- _Stated goal_
Tell how many lines contain the word "table". Reply with the number only.

[Saved entries]
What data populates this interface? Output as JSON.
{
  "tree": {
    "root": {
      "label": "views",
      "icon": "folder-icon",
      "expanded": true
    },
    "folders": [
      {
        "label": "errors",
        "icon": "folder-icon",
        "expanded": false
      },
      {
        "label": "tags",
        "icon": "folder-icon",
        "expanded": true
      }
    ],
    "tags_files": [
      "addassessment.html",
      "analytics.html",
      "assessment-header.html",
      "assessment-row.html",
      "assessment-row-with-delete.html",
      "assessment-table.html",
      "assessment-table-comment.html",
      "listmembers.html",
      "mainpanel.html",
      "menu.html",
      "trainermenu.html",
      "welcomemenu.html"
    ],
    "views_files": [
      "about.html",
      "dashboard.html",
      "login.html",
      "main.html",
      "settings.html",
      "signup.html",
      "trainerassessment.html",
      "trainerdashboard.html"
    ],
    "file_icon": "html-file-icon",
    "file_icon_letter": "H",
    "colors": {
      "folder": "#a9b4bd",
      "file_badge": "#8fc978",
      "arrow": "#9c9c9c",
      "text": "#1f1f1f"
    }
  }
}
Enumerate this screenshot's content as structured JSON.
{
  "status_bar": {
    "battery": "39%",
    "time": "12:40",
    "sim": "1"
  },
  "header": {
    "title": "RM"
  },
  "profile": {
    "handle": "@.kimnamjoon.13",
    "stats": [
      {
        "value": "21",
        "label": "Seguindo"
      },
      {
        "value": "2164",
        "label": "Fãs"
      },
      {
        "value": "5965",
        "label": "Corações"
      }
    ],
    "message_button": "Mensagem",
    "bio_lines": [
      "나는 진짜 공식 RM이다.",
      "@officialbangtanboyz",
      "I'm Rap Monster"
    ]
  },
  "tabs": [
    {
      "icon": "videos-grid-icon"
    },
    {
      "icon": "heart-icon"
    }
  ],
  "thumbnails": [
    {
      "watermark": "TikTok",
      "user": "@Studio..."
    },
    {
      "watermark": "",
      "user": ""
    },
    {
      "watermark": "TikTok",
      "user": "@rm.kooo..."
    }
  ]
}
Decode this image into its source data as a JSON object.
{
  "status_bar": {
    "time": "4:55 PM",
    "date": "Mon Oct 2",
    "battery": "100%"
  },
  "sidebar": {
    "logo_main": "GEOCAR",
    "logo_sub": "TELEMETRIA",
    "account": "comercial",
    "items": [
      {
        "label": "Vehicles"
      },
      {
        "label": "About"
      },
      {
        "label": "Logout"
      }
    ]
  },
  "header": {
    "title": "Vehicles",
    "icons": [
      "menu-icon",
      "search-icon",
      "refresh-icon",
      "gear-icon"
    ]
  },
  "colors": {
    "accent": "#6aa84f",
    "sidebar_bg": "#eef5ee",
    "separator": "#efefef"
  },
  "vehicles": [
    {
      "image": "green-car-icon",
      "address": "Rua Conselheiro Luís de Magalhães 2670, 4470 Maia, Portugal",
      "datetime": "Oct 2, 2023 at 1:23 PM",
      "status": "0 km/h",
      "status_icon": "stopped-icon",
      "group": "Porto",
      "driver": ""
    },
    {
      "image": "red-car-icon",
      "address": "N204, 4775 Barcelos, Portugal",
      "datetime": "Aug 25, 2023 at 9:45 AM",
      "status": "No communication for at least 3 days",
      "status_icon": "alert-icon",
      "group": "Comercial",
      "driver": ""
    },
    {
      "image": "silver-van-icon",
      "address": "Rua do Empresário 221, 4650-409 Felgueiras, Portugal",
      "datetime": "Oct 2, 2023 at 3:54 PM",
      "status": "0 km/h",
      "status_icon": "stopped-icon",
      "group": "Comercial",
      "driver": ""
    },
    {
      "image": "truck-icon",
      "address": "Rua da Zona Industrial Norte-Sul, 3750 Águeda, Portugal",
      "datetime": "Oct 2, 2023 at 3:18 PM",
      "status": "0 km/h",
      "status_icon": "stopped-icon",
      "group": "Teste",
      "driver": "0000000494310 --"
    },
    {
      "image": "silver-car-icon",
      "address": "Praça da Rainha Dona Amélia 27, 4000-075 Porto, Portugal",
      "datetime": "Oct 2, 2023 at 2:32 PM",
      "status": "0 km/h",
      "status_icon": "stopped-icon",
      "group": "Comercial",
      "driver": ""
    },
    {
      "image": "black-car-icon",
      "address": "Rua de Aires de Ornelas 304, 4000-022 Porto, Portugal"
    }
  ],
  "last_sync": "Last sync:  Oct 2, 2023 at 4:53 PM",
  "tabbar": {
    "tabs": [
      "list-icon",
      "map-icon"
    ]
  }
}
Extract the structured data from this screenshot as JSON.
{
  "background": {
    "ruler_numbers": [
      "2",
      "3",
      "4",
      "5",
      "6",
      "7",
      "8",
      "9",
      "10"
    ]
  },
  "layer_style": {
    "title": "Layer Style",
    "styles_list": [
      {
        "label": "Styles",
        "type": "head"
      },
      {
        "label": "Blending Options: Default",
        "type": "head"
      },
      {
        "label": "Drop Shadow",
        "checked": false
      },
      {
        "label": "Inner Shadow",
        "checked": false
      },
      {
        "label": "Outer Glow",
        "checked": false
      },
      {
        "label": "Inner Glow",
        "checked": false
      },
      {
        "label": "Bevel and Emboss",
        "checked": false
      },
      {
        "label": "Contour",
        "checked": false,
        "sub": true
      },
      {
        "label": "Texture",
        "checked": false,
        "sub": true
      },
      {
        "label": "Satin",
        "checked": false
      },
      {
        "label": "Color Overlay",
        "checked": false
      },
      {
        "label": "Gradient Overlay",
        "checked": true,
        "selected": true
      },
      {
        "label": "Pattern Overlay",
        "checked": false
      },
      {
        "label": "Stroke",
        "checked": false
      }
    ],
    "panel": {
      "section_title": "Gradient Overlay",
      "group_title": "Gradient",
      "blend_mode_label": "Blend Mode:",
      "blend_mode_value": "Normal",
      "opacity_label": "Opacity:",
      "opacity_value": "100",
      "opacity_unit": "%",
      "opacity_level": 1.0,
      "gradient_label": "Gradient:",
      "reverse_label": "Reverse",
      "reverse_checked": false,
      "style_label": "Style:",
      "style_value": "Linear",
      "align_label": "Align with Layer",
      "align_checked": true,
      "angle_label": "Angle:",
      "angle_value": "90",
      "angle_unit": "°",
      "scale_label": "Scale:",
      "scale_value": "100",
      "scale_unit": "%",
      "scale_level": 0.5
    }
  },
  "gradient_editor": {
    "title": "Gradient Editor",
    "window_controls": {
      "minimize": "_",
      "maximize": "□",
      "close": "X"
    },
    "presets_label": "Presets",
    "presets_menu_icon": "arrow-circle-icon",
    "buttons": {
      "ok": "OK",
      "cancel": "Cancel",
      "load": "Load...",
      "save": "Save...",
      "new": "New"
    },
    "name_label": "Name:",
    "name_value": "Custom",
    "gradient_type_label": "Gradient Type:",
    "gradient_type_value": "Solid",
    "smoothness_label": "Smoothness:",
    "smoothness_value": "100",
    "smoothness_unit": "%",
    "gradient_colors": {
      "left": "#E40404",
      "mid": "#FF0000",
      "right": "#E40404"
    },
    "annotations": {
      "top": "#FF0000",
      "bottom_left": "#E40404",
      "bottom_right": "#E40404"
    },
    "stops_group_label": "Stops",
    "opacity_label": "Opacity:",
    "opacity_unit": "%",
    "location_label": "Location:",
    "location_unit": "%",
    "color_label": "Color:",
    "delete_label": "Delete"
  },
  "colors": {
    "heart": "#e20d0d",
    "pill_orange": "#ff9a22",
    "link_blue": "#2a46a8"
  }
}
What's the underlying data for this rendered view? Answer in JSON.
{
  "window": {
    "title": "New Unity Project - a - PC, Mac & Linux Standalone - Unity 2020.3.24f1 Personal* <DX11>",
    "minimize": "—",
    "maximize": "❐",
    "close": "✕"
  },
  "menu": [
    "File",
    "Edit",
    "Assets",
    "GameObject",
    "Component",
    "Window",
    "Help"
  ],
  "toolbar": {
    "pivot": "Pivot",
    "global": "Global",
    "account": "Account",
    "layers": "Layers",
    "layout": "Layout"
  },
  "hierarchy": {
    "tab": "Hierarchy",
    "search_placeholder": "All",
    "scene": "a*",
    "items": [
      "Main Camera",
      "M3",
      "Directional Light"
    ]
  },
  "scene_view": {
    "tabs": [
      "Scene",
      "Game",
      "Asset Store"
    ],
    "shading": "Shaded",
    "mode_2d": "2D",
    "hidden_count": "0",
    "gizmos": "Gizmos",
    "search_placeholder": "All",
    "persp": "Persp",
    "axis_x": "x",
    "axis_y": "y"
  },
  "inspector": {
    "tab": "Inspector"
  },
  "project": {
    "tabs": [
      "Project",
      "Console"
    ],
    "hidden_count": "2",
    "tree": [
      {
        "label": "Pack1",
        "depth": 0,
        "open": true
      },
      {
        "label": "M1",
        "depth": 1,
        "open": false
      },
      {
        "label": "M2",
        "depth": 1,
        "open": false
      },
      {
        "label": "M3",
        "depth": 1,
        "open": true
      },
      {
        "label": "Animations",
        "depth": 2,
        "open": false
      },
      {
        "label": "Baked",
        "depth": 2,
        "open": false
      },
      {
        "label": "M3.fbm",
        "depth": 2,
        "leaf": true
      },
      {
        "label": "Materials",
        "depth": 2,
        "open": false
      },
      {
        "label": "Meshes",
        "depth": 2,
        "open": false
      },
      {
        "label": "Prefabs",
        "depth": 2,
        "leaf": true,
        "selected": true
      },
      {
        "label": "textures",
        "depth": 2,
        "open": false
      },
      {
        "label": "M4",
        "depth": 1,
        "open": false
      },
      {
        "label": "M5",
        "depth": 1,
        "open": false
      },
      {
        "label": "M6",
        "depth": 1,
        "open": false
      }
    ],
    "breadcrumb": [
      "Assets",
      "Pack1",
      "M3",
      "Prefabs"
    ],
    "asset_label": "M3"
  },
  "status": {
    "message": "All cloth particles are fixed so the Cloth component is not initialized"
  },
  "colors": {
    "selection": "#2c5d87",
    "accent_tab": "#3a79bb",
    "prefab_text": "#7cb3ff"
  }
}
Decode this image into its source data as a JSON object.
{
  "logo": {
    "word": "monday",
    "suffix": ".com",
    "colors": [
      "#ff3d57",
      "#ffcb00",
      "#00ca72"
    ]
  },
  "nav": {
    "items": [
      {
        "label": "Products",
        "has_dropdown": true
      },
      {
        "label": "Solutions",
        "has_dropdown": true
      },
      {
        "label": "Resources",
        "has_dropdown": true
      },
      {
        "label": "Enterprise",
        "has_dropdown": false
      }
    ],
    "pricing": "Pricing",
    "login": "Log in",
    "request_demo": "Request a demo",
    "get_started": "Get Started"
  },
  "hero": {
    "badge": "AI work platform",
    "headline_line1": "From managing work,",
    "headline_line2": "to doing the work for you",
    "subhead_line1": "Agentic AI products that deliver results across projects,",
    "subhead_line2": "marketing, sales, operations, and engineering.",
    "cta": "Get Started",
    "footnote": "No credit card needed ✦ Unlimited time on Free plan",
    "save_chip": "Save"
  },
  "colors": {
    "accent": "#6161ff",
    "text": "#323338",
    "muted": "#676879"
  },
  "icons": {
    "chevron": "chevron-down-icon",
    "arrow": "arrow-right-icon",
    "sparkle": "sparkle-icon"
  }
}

- _Exercise solution_
2